TO DO:
Write out every line of the material as it stands, apart from the pictures.

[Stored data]
==*==
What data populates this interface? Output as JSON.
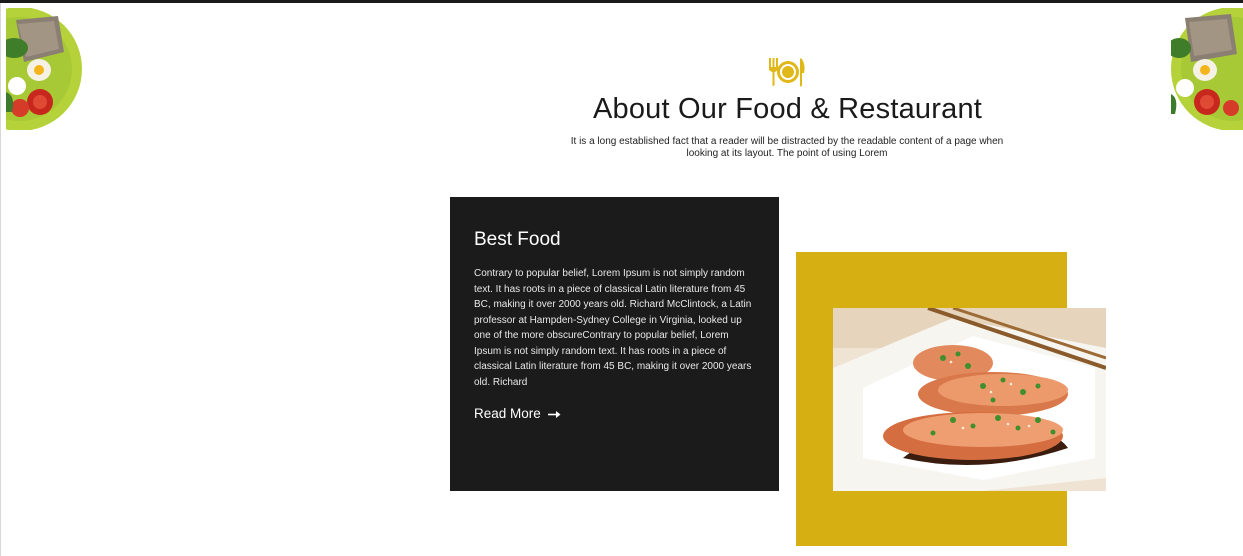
{
  "header": {
    "icon": "plate-cutlery-icon",
    "title": "About Our Food & Restaurant",
    "subtitle": "It is a long established fact that a reader will be distracted by the readable content of a page when looking at its layout. The point of using Lorem"
  },
  "card": {
    "title": "Best Food",
    "text": "Contrary to popular belief, Lorem Ipsum is not simply random text. It has roots in a piece of classical Latin literature from 45 BC, making it over 2000 years old. Richard McClintock, a Latin professor at Hampden-Sydney College in Virginia, looked up one of the more obscureContrary to popular belief, Lorem Ipsum is not simply random text. It has roots in a piece of classical Latin literature from 45 BC, making it over 2000 years old. Richard",
    "read_more": "Read More",
    "arrow_icon": "arrow-right-icon"
  },
  "images": {
    "plates": "salad-plate-image",
    "food": "grilled-salmon-image"
  },
  "colors": {
    "accent": "#d6b013",
    "card_bg": "#1b1b1b"
  }
}
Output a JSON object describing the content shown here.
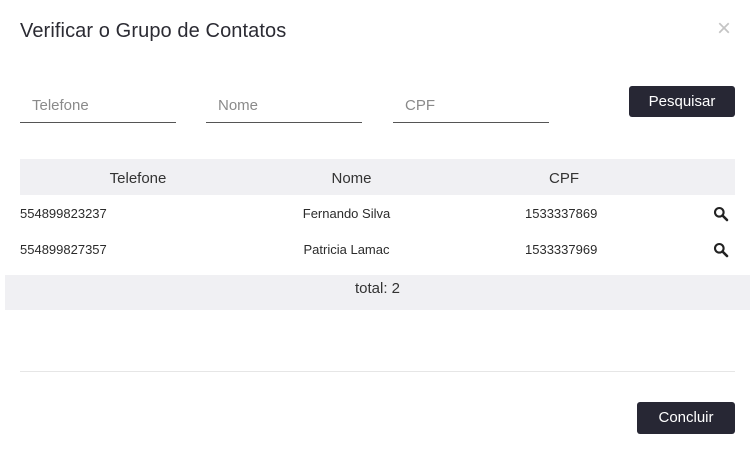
{
  "modal": {
    "title": "Verificar o Grupo de Contatos",
    "close_symbol": "×"
  },
  "filters": {
    "telefone_placeholder": "Telefone",
    "nome_placeholder": "Nome",
    "cpf_placeholder": "CPF",
    "search_label": "Pesquisar"
  },
  "table": {
    "columns": [
      "Telefone",
      "Nome",
      "CPF"
    ],
    "rows": [
      {
        "telefone": "554899823237",
        "nome": "Fernando Silva",
        "cpf": "1533337869",
        "action_icon": "search-icon"
      },
      {
        "telefone": "554899827357",
        "nome": "Patricia Lamac",
        "cpf": "1533337969",
        "action_icon": "search-icon"
      }
    ],
    "total_label": "total: 2"
  },
  "actions": {
    "done_label": "Concluir"
  },
  "colors": {
    "button_bg": "#272734",
    "header_bg": "#f0f0f3"
  }
}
==*==
COMPLETE OUTPUT:
What data populates this interface? Output as JSON.
{
  "header": {
    "icon": "plate-cutlery-icon",
    "title": "About Our Food & Restaurant",
    "subtitle": "It is a long established fact that a reader will be distracted by the readable content of a page when looking at its layout. The point of using Lorem"
  },
  "card": {
    "title": "Best Food",
    "text": "Contrary to popular belief, Lorem Ipsum is not simply random text. It has roots in a piece of classical Latin literature from 45 BC, making it over 2000 years old. Richard McClintock, a Latin professor at Hampden-Sydney College in Virginia, looked up one of the more obscureContrary to popular belief, Lorem Ipsum is not simply random text. It has roots in a piece of classical Latin literature from 45 BC, making it over 2000 years old. Richard",
    "read_more": "Read More",
    "arrow_icon": "arrow-right-icon"
  },
  "images": {
    "plates": "salad-plate-image",
    "food": "grilled-salmon-image"
  },
  "colors": {
    "accent": "#d6b013",
    "card_bg": "#1b1b1b"
  }
}
Output a JSON object describing the content shown here.
{
  "modal": {
    "title": "Verificar o Grupo de Contatos",
    "close_symbol": "×"
  },
  "filters": {
    "telefone_placeholder": "Telefone",
    "nome_placeholder": "Nome",
    "cpf_placeholder": "CPF",
    "search_label": "Pesquisar"
  },
  "table": {
    "columns": [
      "Telefone",
      "Nome",
      "CPF"
    ],
    "rows": [
      {
        "telefone": "554899823237",
        "nome": "Fernando Silva",
        "cpf": "1533337869",
        "action_icon": "search-icon"
      },
      {
        "telefone": "554899827357",
        "nome": "Patricia Lamac",
        "cpf": "1533337969",
        "action_icon": "search-icon"
      }
    ],
    "total_label": "total: 2"
  },
  "actions": {
    "done_label": "Concluir"
  },
  "colors": {
    "button_bg": "#272734",
    "header_bg": "#f0f0f3"
  }
}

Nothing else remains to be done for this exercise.